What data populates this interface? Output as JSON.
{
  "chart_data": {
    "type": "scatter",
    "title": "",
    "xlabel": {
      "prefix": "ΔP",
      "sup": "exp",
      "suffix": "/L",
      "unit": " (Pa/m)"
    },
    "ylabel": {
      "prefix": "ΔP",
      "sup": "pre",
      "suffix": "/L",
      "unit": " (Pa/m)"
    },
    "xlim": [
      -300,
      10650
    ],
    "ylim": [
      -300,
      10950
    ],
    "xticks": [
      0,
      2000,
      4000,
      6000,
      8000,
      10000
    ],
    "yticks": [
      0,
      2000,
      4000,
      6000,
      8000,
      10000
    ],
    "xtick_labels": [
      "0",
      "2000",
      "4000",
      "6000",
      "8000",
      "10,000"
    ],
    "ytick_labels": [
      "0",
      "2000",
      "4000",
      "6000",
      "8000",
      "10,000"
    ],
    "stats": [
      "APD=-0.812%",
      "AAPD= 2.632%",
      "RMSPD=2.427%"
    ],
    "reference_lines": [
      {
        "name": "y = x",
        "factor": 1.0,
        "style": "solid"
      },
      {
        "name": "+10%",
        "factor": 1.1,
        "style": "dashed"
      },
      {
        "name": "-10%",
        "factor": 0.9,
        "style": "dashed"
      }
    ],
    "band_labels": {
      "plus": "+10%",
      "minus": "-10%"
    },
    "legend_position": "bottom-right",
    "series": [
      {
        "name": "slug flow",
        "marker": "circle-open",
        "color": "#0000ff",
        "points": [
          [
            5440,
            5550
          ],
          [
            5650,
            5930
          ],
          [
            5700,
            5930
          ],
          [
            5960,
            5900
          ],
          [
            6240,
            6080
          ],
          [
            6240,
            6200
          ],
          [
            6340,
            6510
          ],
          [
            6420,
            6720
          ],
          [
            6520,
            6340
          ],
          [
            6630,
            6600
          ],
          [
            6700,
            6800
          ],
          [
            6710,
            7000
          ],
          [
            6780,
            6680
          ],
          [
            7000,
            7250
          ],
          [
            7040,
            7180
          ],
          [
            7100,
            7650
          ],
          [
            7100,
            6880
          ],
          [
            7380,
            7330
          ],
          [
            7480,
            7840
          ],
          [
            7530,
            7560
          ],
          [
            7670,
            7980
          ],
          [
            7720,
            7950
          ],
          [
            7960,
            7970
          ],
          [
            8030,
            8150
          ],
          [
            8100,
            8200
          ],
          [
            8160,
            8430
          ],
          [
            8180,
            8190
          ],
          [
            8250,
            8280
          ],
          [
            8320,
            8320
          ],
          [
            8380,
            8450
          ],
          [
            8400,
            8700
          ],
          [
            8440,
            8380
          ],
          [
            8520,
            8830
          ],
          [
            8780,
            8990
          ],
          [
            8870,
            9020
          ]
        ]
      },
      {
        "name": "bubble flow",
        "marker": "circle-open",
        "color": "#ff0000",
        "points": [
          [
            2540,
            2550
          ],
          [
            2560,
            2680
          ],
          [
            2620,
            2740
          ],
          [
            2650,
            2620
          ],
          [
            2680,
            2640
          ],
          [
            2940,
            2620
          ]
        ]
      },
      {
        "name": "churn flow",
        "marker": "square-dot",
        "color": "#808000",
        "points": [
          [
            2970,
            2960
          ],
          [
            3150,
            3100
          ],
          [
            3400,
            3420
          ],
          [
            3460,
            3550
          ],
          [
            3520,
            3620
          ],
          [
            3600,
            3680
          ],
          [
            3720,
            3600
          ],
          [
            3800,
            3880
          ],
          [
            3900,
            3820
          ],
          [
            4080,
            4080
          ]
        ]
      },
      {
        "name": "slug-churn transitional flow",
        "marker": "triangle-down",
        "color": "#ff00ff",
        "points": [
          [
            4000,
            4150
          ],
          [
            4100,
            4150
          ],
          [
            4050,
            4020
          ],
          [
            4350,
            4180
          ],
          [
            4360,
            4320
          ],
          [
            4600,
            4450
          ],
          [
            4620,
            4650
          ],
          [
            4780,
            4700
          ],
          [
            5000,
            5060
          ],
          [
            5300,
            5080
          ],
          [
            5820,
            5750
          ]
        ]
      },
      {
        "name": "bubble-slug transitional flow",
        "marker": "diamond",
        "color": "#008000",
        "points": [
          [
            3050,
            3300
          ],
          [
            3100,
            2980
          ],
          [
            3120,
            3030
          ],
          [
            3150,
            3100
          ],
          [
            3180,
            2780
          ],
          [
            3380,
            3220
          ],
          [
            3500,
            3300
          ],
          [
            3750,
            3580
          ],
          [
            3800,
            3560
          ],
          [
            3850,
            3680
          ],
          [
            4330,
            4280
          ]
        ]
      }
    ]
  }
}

**Aim of the task:** Search the data for "bubble". Copy every line that has it.

**The answer:**
        "name": "bubble flow",
        "name": "bubble-slug transitional flow",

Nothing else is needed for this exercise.